=== Recorded data ===

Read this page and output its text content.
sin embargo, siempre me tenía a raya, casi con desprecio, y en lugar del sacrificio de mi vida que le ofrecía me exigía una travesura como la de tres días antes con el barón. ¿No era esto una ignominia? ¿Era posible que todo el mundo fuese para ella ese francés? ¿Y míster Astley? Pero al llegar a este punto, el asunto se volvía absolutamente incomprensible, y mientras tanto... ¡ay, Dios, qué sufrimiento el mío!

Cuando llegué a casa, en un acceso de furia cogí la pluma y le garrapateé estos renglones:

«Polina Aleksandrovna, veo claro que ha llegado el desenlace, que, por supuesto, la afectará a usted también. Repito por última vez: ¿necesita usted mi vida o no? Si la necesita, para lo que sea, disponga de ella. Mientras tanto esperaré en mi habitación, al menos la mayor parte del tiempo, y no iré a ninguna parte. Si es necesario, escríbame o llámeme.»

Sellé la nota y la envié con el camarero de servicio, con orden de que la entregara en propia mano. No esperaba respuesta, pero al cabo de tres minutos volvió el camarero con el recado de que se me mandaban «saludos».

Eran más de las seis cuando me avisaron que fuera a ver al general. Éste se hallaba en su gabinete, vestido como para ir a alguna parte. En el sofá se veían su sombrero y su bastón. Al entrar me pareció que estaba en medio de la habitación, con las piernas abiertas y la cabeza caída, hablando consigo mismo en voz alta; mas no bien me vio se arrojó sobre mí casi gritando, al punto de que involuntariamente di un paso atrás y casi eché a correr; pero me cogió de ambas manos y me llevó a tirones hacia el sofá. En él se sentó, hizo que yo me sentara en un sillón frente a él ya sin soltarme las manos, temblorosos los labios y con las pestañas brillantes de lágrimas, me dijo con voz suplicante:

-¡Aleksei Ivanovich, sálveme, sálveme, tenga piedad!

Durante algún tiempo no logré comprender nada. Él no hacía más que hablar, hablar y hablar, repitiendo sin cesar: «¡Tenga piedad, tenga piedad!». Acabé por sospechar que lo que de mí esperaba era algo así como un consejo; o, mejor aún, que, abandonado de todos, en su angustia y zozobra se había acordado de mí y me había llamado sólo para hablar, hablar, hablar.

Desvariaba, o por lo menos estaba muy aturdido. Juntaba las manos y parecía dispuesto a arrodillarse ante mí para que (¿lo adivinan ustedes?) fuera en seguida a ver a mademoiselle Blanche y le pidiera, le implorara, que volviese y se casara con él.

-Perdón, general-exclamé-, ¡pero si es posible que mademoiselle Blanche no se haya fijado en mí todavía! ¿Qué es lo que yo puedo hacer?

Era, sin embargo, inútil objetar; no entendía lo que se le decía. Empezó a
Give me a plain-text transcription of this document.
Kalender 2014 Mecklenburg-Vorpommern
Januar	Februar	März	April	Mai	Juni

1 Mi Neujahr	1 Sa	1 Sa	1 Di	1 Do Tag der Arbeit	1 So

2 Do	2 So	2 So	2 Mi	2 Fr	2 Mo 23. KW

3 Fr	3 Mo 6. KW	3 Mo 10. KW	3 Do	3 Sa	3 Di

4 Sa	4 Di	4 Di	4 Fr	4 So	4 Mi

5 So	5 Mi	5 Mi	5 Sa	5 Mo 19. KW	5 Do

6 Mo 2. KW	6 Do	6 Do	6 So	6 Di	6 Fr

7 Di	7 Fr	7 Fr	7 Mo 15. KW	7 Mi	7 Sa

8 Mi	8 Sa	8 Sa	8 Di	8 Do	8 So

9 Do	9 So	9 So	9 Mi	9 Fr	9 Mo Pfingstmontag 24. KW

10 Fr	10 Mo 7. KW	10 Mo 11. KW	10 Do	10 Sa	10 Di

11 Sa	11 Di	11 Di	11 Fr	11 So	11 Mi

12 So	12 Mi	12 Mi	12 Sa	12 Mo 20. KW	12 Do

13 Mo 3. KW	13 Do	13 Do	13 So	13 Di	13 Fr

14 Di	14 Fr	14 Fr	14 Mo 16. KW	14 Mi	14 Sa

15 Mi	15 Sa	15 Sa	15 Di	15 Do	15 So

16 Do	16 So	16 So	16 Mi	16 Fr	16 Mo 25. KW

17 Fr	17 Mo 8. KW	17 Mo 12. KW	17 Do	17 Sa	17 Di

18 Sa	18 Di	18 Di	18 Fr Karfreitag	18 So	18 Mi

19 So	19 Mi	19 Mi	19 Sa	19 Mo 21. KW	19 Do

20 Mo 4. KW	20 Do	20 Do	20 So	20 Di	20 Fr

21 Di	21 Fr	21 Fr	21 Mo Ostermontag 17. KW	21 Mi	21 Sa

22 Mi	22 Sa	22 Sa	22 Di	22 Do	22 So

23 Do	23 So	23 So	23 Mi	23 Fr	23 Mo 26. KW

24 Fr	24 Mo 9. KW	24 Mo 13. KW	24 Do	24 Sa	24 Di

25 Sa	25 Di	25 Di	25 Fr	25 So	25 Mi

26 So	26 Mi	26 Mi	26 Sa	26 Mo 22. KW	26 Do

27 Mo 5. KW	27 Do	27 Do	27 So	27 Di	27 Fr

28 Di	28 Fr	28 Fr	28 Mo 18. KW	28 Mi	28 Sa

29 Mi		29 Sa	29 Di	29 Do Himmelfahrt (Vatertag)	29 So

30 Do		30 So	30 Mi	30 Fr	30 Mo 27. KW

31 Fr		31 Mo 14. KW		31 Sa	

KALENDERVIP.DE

=== Your task ===
All lines from the line containing "Give me a plain-text" through the end of the listing above are to be duplicated exactly; include both ends and nothing further.

=== The output ===
Give me a plain-text transcription of this document.
Kalender 2014 Mecklenburg-Vorpommern
Januar	Februar	März	April	Mai	Juni

1 Mi Neujahr	1 Sa	1 Sa	1 Di	1 Do Tag der Arbeit	1 So

2 Do	2 So	2 So	2 Mi	2 Fr	2 Mo 23. KW

3 Fr	3 Mo 6. KW	3 Mo 10. KW	3 Do	3 Sa	3 Di

4 Sa	4 Di	4 Di	4 Fr	4 So	4 Mi

5 So	5 Mi	5 Mi	5 Sa	5 Mo 19. KW	5 Do

6 Mo 2. KW	6 Do	6 Do	6 So	6 Di	6 Fr

7 Di	7 Fr	7 Fr	7 Mo 15. KW	7 Mi	7 Sa

8 Mi	8 Sa	8 Sa	8 Di	8 Do	8 So

9 Do	9 So	9 So	9 Mi	9 Fr	9 Mo Pfingstmontag 24. KW

10 Fr	10 Mo 7. KW	10 Mo 11. KW	10 Do	10 Sa	10 Di

11 Sa	11 Di	11 Di	11 Fr	11 So	11 Mi

12 So	12 Mi	12 Mi	12 Sa	12 Mo 20. KW	12 Do

13 Mo 3. KW	13 Do	13 Do	13 So	13 Di	13 Fr

14 Di	14 Fr	14 Fr	14 Mo 16. KW	14 Mi	14 Sa

15 Mi	15 Sa	15 Sa	15 Di	15 Do	15 So

16 Do	16 So	16 So	16 Mi	16 Fr	16 Mo 25. KW

17 Fr	17 Mo 8. KW	17 Mo 12. KW	17 Do	17 Sa	17 Di

18 Sa	18 Di	18 Di	18 Fr Karfreitag	18 So	18 Mi

19 So	19 Mi	19 Mi	19 Sa	19 Mo 21. KW	19 Do

20 Mo 4. KW	20 Do	20 Do	20 So	20 Di	20 Fr

21 Di	21 Fr	21 Fr	21 Mo Ostermontag 17. KW	21 Mi	21 Sa

22 Mi	22 Sa	22 Sa	22 Di	22 Do	22 So

23 Do	23 So	23 So	23 Mi	23 Fr	23 Mo 26. KW

24 Fr	24 Mo 9. KW	24 Mo 13. KW	24 Do	24 Sa	24 Di

25 Sa	25 Di	25 Di	25 Fr	25 So	25 Mi

26 So	26 Mi	26 Mi	26 Sa	26 Mo 22. KW	26 Do

27 Mo 5. KW	27 Do	27 Do	27 So	27 Di	27 Fr

28 Di	28 Fr	28 Fr	28 Mo 18. KW	28 Mi	28 Sa

29 Mi		29 Sa	29 Di	29 Do Himmelfahrt (Vatertag)	29 So

30 Do		30 So	30 Mi	30 Fr	30 Mo 27. KW

31 Fr		31 Mo 14. KW		31 Sa	

KALENDERVIP.DE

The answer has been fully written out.